> _Brief_
Your task is to restate the data word for word.

[Start Provided material]

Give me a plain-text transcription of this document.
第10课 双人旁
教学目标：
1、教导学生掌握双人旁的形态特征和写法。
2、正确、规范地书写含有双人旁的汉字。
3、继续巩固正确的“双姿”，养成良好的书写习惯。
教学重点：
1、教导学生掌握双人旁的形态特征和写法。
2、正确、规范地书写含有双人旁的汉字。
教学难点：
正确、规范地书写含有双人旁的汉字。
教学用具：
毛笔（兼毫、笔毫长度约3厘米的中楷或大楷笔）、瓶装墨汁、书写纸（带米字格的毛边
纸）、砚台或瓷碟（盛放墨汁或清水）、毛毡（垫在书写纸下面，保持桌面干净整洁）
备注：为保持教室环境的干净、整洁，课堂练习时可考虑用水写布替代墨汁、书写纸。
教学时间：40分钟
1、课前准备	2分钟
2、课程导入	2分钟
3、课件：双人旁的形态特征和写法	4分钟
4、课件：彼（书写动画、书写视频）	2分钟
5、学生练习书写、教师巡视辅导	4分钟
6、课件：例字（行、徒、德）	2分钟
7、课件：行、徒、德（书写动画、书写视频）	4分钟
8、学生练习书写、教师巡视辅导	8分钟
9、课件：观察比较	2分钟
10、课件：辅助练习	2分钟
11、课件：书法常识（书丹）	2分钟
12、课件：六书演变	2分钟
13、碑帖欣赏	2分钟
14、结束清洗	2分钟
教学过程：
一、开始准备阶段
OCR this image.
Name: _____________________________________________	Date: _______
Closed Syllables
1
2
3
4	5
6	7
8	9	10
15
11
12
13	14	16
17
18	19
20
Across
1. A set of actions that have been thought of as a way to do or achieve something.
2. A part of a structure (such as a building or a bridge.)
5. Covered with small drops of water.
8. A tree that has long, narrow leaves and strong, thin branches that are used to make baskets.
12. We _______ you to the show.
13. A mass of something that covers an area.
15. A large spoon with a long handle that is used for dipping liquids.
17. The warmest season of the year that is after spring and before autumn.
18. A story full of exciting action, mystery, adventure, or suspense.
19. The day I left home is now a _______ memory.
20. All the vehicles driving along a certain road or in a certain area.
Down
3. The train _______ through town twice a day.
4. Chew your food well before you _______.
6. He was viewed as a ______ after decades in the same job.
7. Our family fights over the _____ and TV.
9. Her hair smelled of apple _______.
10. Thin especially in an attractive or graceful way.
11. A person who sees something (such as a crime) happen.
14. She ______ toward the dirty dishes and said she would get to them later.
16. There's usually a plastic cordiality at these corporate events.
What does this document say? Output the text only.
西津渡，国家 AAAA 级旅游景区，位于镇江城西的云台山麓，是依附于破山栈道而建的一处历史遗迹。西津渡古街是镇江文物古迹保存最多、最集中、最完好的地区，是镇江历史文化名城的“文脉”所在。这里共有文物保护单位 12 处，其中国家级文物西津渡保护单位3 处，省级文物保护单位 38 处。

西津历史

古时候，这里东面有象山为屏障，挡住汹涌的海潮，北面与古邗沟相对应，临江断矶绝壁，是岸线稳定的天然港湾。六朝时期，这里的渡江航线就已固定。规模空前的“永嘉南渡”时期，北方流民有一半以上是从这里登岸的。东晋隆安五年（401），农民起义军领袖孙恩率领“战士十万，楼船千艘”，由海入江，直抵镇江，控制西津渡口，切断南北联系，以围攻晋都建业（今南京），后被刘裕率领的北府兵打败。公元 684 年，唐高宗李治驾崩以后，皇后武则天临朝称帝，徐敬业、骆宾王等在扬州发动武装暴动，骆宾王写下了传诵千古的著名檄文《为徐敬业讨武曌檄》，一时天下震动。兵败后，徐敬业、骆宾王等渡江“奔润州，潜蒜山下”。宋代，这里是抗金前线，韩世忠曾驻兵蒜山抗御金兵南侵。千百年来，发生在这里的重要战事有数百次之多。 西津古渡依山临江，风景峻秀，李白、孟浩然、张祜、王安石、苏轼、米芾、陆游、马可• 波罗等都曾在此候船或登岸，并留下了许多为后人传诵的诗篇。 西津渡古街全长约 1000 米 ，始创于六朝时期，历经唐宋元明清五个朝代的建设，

[End Provided material]

> _The output_
Give me a plain-text transcription of this document.
第10课 双人旁
教学目标：
1、教导学生掌握双人旁的形态特征和写法。
2、正确、规范地书写含有双人旁的汉字。
3、继续巩固正确的“双姿”，养成良好的书写习惯。
教学重点：
1、教导学生掌握双人旁的形态特征和写法。
2、正确、规范地书写含有双人旁的汉字。
教学难点：
正确、规范地书写含有双人旁的汉字。
教学用具：
毛笔（兼毫、笔毫长度约3厘米的中楷或大楷笔）、瓶装墨汁、书写纸（带米字格的毛边
纸）、砚台或瓷碟（盛放墨汁或清水）、毛毡（垫在书写纸下面，保持桌面干净整洁）
备注：为保持教室环境的干净、整洁，课堂练习时可考虑用水写布替代墨汁、书写纸。
教学时间：40分钟
1、课前准备	2分钟
2、课程导入	2分钟
3、课件：双人旁的形态特征和写法	4分钟
4、课件：彼（书写动画、书写视频）	2分钟
5、学生练习书写、教师巡视辅导	4分钟
6、课件：例字（行、徒、德）	2分钟
7、课件：行、徒、德（书写动画、书写视频）	4分钟
8、学生练习书写、教师巡视辅导	8分钟
9、课件：观察比较	2分钟
10、课件：辅助练习	2分钟
11、课件：书法常识（书丹）	2分钟
12、课件：六书演变	2分钟
13、碑帖欣赏	2分钟
14、结束清洗	2分钟
教学过程：
一、开始准备阶段
OCR this image.
Name: _____________________________________________	Date: _______
Closed Syllables
1
2
3
4	5
6	7
8	9	10
15
11
12
13	14	16
17
18	19
20
Across
1. A set of actions that have been thought of as a way to do or achieve something.
2. A part of a structure (such as a building or a bridge.)
5. Covered with small drops of water.
8. A tree that has long, narrow leaves and strong, thin branches that are used to make baskets.
12. We _______ you to the show.
13. A mass of something that covers an area.
15. A large spoon with a long handle that is used for dipping liquids.
17. The warmest season of the year that is after spring and before autumn.
18. A story full of exciting action, mystery, adventure, or suspense.
19. The day I left home is now a _______ memory.
20. All the vehicles driving along a certain road or in a certain area.
Down
3. The train _______ through town twice a day.
4. Chew your food well before you _______.
6. He was viewed as a ______ after decades in the same job.
7. Our family fights over the _____ and TV.
9. Her hair smelled of apple _______.
10. Thin especially in an attractive or graceful way.
11. A person who sees something (such as a crime) happen.
14. She ______ toward the dirty dishes and said she would get to them later.
16. There's usually a plastic cordiality at these corporate events.
What does this document say? Output the text only.
西津渡，国家 AAAA 级旅游景区，位于镇江城西的云台山麓，是依附于破山栈道而建的一处历史遗迹。西津渡古街是镇江文物古迹保存最多、最集中、最完好的地区，是镇江历史文化名城的“文脉”所在。这里共有文物保护单位 12 处，其中国家级文物西津渡保护单位3 处，省级文物保护单位 38 处。

西津历史

古时候，这里东面有象山为屏障，挡住汹涌的海潮，北面与古邗沟相对应，临江断矶绝壁，是岸线稳定的天然港湾。六朝时期，这里的渡江航线就已固定。规模空前的“永嘉南渡”时期，北方流民有一半以上是从这里登岸的。东晋隆安五年（401），农民起义军领袖孙恩率领“战士十万，楼船千艘”，由海入江，直抵镇江，控制西津渡口，切断南北联系，以围攻晋都建业（今南京），后被刘裕率领的北府兵打败。公元 684 年，唐高宗李治驾崩以后，皇后武则天临朝称帝，徐敬业、骆宾王等在扬州发动武装暴动，骆宾王写下了传诵千古的著名檄文《为徐敬业讨武曌檄》，一时天下震动。兵败后，徐敬业、骆宾王等渡江“奔润州，潜蒜山下”。宋代，这里是抗金前线，韩世忠曾驻兵蒜山抗御金兵南侵。千百年来，发生在这里的重要战事有数百次之多。 西津古渡依山临江，风景峻秀，李白、孟浩然、张祜、王安石、苏轼、米芾、陆游、马可• 波罗等都曾在此候船或登岸，并留下了许多为后人传诵的诗篇。 西津渡古街全长约 1000 米 ，始创于六朝时期，历经唐宋元明清五个朝代的建设，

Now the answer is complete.